■ Data shown

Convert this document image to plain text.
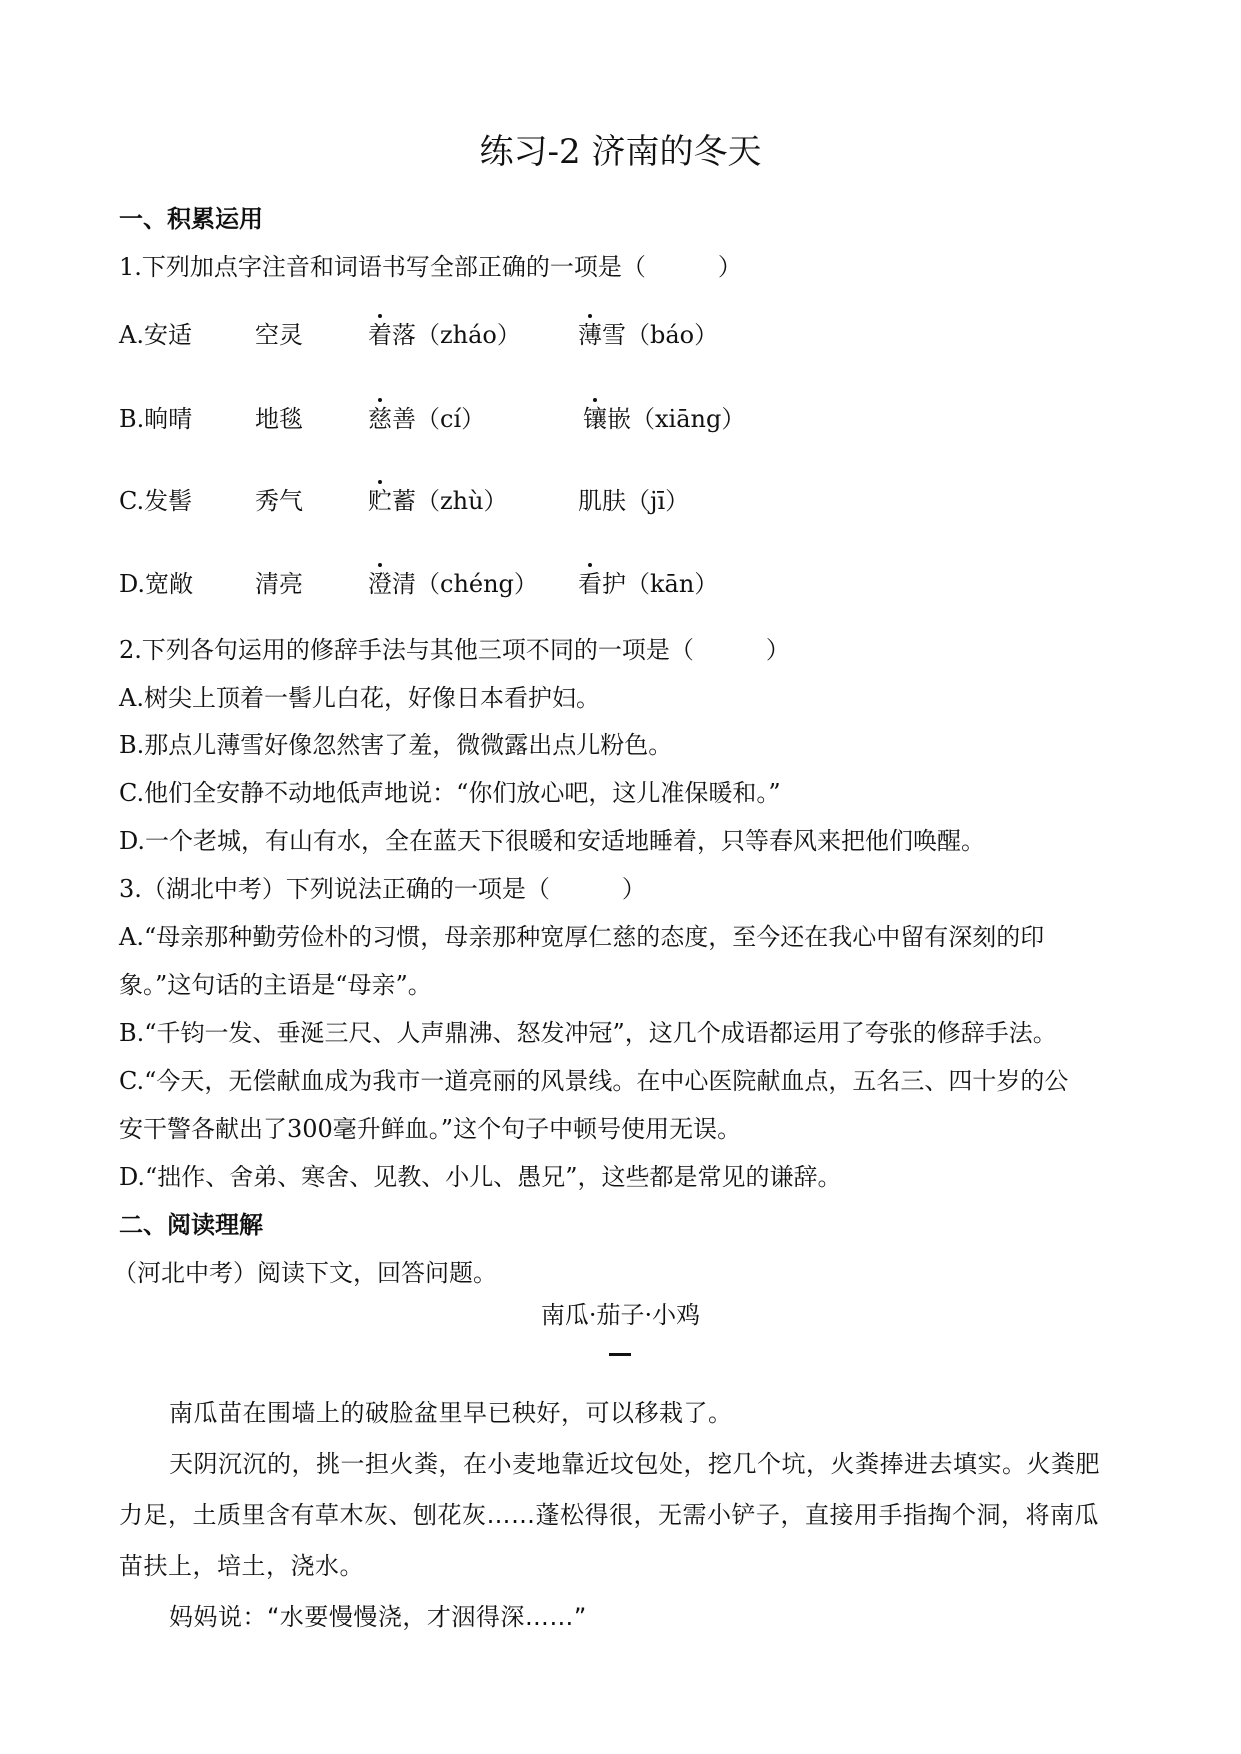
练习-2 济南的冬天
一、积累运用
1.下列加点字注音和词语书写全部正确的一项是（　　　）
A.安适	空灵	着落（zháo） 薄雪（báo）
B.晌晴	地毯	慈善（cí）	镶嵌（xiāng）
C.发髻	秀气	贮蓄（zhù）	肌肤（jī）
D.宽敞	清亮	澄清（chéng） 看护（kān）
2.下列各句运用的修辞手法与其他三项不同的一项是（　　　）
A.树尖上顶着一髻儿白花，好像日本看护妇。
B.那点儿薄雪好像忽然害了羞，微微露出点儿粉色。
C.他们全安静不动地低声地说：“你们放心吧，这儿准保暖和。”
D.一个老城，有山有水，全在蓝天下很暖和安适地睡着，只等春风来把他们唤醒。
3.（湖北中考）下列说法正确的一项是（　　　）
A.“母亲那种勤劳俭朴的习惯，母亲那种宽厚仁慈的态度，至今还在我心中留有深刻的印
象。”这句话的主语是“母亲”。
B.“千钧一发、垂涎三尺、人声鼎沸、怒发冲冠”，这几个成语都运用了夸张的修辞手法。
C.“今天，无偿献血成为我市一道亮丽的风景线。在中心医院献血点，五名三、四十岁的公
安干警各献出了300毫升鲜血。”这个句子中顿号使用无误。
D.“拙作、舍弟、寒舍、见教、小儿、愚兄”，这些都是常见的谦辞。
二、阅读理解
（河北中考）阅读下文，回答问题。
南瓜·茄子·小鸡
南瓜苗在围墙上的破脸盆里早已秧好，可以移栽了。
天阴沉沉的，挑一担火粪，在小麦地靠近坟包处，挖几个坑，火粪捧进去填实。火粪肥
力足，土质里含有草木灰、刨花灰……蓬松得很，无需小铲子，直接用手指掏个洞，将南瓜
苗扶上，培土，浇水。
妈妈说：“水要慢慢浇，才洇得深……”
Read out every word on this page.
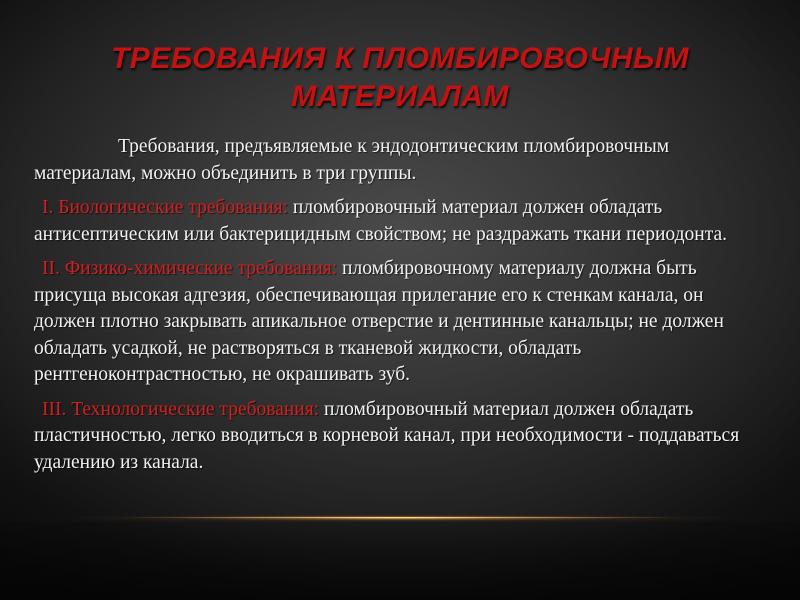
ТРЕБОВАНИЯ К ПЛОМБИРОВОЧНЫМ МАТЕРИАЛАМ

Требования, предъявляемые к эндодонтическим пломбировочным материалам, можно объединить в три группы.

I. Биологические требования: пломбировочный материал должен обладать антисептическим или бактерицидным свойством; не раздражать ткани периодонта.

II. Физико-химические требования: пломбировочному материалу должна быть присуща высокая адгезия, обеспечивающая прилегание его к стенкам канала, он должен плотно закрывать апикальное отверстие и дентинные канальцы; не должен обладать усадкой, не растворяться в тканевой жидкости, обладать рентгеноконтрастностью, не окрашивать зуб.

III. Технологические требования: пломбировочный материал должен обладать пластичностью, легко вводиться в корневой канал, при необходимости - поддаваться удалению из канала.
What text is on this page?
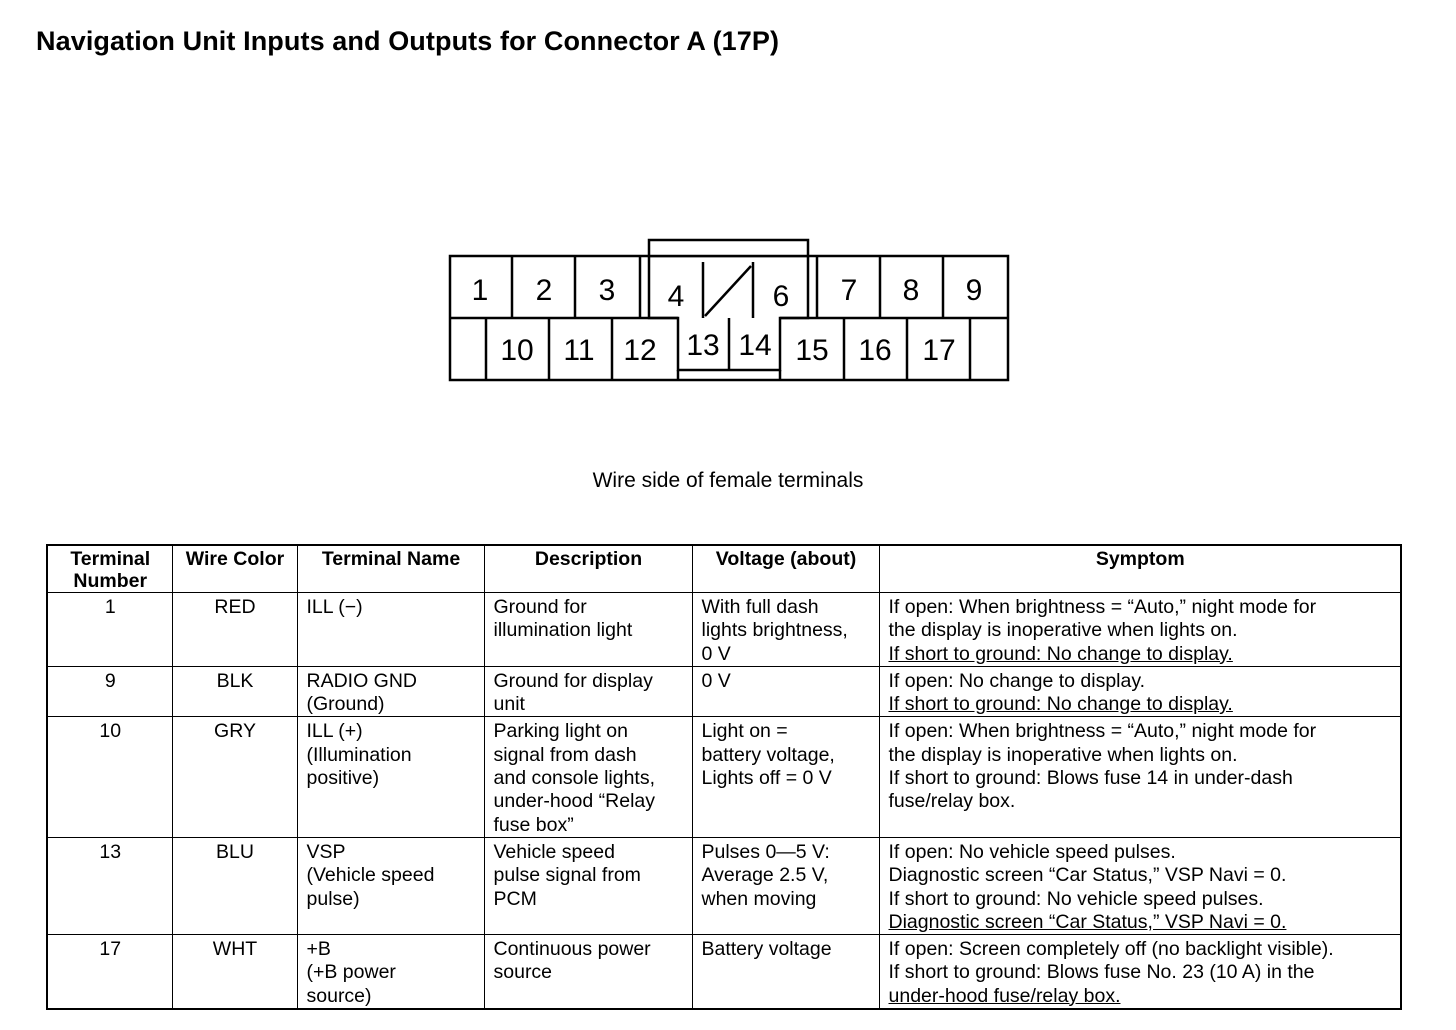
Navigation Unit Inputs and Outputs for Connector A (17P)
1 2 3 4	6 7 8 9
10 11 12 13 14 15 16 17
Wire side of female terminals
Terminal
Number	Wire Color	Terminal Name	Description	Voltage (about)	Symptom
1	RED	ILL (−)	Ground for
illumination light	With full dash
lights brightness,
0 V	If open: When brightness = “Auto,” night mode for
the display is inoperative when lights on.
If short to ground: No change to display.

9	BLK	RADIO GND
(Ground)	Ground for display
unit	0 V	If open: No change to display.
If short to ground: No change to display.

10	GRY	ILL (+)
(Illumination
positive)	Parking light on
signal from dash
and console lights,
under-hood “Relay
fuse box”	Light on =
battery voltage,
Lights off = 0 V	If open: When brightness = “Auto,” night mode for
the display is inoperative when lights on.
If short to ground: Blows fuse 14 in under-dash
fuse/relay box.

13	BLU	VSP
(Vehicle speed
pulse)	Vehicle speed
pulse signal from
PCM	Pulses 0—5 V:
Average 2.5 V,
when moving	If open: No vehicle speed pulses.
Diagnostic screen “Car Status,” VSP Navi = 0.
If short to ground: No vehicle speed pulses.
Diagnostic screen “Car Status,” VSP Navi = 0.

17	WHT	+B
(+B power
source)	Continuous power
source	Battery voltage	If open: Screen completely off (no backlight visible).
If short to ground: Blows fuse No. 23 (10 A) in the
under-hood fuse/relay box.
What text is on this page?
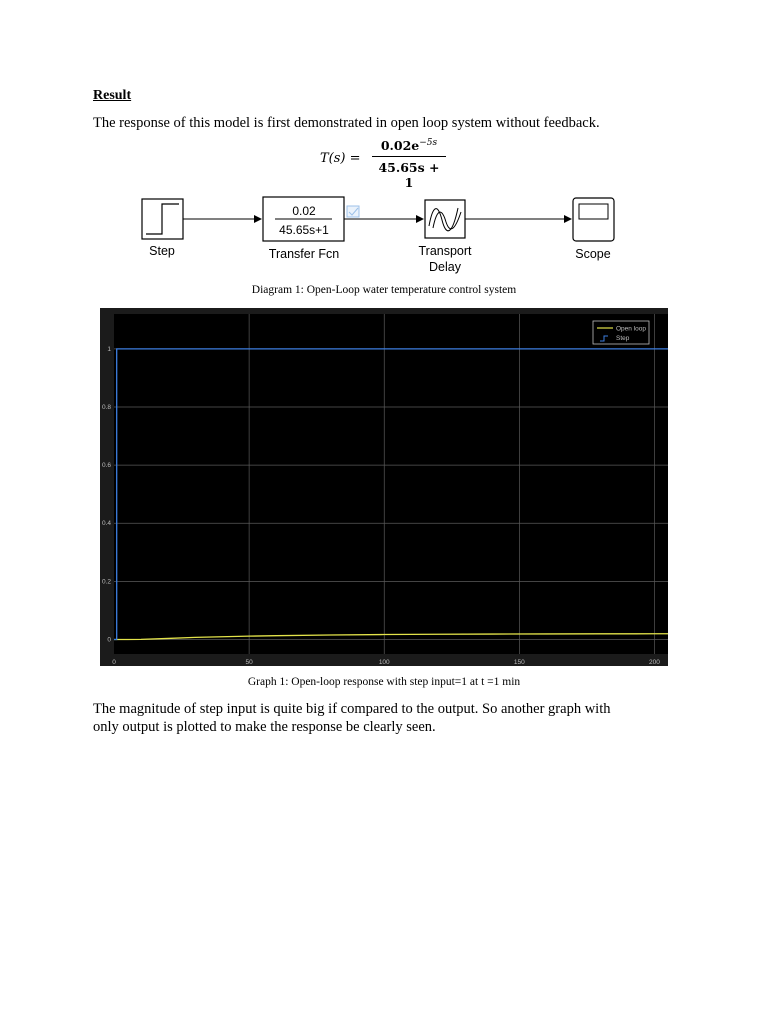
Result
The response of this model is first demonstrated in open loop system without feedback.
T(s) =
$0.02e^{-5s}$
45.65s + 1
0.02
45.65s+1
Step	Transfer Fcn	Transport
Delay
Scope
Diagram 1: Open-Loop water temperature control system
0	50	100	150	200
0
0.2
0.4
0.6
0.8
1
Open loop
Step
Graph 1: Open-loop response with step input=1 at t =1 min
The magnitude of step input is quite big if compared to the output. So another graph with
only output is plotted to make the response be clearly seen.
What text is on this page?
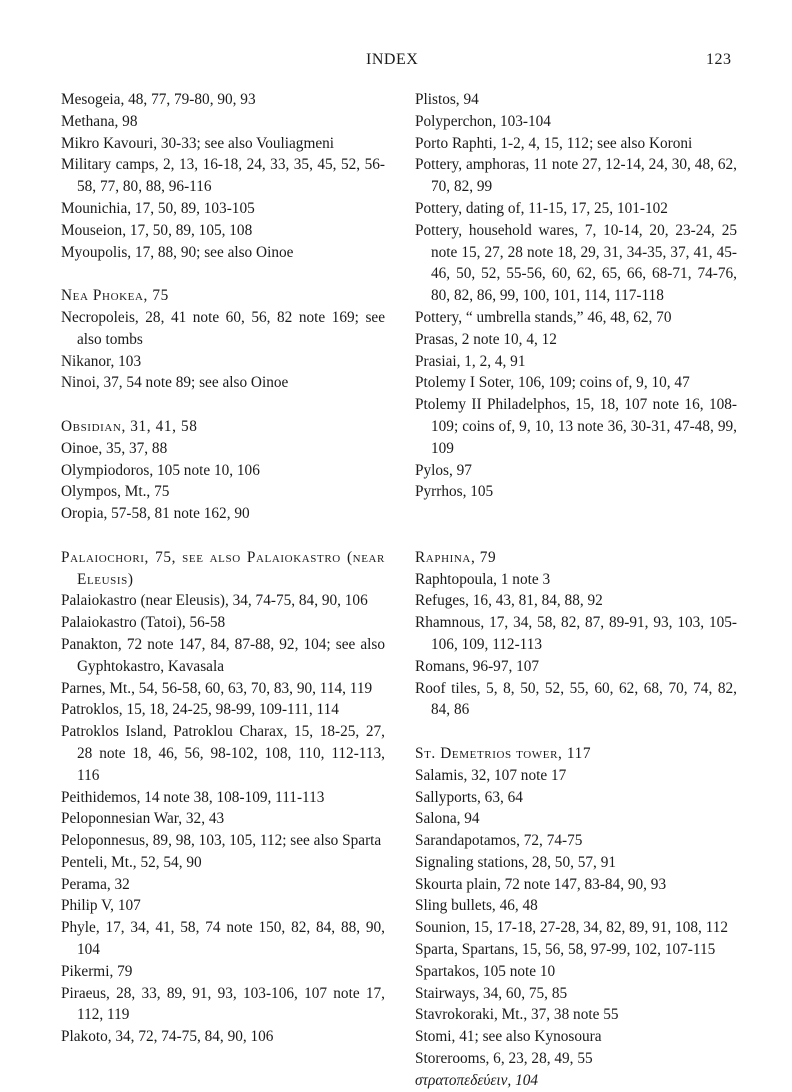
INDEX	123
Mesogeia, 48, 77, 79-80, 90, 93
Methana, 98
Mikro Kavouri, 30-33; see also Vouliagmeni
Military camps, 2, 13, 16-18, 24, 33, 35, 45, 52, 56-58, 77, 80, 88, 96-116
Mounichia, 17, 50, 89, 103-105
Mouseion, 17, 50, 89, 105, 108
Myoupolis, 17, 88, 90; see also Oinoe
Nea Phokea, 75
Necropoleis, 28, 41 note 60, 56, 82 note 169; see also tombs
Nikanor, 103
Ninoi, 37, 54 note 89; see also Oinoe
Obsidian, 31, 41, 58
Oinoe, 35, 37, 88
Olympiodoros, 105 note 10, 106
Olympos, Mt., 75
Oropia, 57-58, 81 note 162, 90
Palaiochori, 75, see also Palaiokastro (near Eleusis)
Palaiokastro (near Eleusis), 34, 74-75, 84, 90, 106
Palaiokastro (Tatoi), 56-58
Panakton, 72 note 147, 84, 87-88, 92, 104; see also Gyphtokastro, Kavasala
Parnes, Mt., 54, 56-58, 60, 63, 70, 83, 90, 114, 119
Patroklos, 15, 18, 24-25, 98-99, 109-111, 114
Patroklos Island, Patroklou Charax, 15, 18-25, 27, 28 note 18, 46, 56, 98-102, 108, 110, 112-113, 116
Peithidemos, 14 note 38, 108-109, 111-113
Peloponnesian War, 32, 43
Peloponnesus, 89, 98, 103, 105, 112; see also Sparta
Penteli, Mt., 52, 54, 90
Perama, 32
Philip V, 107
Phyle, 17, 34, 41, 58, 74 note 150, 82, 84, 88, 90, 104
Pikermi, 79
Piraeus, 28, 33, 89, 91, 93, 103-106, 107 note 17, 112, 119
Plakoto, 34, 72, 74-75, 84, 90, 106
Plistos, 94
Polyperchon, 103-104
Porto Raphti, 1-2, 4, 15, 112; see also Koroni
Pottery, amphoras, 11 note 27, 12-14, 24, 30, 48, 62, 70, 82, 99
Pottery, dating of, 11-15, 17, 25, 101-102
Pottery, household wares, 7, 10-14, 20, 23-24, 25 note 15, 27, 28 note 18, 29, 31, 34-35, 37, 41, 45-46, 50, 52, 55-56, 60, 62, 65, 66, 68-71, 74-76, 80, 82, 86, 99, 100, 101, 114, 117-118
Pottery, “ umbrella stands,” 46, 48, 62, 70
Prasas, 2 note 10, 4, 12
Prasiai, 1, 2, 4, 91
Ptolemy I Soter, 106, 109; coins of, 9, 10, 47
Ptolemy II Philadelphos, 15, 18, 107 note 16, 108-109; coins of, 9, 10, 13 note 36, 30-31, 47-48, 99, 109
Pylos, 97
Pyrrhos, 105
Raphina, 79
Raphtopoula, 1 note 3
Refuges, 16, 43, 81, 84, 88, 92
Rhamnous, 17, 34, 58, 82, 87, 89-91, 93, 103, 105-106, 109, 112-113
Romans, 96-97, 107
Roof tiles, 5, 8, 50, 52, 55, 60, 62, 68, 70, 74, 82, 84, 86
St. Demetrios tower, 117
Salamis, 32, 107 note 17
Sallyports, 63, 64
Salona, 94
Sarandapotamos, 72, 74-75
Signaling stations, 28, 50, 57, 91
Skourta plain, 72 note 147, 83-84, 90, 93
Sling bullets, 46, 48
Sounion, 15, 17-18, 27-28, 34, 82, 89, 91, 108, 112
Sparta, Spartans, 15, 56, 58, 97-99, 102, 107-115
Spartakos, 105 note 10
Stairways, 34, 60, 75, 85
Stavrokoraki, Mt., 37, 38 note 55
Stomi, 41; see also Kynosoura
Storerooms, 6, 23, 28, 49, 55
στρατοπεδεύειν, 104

■ Work to complete
Locate the lines above that contain "short" and copy them.

■ Complete response
If short to ground: No change to display.
If short to ground: No change to display.
If short to ground: Blows fuse 14 in under-dash
If short to ground: No vehicle speed pulses.
If short to ground: Blows fuse No. 23 (10 A) in the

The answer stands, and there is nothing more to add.